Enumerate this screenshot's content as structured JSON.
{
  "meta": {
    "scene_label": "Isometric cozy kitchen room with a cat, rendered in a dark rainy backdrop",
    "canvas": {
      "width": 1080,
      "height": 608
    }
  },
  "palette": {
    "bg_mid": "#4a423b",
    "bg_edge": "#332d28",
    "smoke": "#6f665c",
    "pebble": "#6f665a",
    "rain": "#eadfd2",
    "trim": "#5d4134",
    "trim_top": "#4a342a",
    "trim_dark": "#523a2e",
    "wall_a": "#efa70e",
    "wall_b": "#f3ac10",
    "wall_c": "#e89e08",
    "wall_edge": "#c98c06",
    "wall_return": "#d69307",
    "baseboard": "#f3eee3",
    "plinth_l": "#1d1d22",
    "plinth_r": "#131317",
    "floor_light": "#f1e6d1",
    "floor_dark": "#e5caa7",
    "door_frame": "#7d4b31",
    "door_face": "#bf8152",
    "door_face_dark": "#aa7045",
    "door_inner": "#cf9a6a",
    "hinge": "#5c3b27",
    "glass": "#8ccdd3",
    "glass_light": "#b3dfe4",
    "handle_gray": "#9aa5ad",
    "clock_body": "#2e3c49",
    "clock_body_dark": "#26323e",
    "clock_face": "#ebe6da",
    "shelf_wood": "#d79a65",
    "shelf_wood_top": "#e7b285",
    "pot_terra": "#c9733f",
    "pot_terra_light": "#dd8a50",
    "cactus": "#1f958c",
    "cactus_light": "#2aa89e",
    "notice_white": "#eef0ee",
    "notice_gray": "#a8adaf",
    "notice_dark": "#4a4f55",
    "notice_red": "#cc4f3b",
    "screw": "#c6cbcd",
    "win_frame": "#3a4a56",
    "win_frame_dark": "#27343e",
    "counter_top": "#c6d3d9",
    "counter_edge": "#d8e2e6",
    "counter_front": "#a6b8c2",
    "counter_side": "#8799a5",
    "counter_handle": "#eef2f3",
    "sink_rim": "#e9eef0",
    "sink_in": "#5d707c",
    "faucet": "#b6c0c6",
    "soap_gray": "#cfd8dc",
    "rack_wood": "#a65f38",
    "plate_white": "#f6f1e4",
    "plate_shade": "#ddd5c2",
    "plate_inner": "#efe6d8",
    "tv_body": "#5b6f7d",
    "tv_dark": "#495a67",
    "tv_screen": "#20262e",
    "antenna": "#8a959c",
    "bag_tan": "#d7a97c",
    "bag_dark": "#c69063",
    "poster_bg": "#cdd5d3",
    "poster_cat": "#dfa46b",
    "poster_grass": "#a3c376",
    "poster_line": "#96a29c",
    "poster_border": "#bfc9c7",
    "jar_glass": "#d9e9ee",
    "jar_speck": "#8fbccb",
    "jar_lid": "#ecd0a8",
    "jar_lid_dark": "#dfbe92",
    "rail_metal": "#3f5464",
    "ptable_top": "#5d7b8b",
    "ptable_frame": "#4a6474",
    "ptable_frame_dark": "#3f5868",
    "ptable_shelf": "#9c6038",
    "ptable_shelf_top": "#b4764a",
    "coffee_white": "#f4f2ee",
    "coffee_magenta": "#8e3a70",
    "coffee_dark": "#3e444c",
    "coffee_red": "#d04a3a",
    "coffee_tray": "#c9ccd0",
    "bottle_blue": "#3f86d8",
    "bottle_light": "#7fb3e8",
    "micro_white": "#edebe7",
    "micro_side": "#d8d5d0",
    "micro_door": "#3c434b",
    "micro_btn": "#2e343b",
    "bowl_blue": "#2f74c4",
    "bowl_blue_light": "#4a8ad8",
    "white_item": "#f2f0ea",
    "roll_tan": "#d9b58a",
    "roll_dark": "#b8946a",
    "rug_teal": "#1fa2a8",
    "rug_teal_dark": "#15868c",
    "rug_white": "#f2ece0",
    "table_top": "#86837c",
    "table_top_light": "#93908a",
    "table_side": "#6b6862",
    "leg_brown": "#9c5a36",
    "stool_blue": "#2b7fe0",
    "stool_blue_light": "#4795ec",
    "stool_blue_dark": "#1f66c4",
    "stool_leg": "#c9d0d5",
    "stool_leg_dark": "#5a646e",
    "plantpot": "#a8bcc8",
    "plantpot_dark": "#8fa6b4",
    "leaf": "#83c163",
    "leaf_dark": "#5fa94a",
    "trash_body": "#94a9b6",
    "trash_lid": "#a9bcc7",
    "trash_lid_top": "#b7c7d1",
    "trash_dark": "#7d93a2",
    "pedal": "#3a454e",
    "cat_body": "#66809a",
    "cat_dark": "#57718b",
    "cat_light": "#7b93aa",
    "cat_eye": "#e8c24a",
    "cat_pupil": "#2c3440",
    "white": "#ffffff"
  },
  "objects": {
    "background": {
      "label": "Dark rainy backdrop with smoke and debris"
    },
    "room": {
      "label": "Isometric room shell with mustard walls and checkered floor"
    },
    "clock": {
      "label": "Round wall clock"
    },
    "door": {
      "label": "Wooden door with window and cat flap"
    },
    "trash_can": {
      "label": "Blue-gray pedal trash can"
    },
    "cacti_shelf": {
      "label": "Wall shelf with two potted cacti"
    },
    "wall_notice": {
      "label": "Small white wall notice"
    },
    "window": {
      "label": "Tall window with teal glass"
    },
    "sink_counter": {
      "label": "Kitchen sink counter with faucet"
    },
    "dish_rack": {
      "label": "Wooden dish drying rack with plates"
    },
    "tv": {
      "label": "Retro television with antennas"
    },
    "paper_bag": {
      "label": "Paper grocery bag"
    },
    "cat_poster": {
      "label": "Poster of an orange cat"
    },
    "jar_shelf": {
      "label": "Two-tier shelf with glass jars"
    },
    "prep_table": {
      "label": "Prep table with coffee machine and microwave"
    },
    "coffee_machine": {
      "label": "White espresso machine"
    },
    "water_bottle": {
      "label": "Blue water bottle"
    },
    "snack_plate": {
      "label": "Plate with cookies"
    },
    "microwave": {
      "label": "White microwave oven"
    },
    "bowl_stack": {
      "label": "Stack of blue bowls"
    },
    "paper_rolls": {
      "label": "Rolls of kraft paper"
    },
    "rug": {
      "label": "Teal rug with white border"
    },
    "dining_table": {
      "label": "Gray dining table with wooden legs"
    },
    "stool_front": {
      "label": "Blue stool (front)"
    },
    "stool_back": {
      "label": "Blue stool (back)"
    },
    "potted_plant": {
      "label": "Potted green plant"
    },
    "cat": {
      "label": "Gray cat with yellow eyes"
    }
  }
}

________________

- _Directions for this task_:
Look through the data above. Copy every line with the string "pedal" in it.

- _Full solution_:
    "pedal": "#3a454e",
      "label": "Blue-gray pedal trash can"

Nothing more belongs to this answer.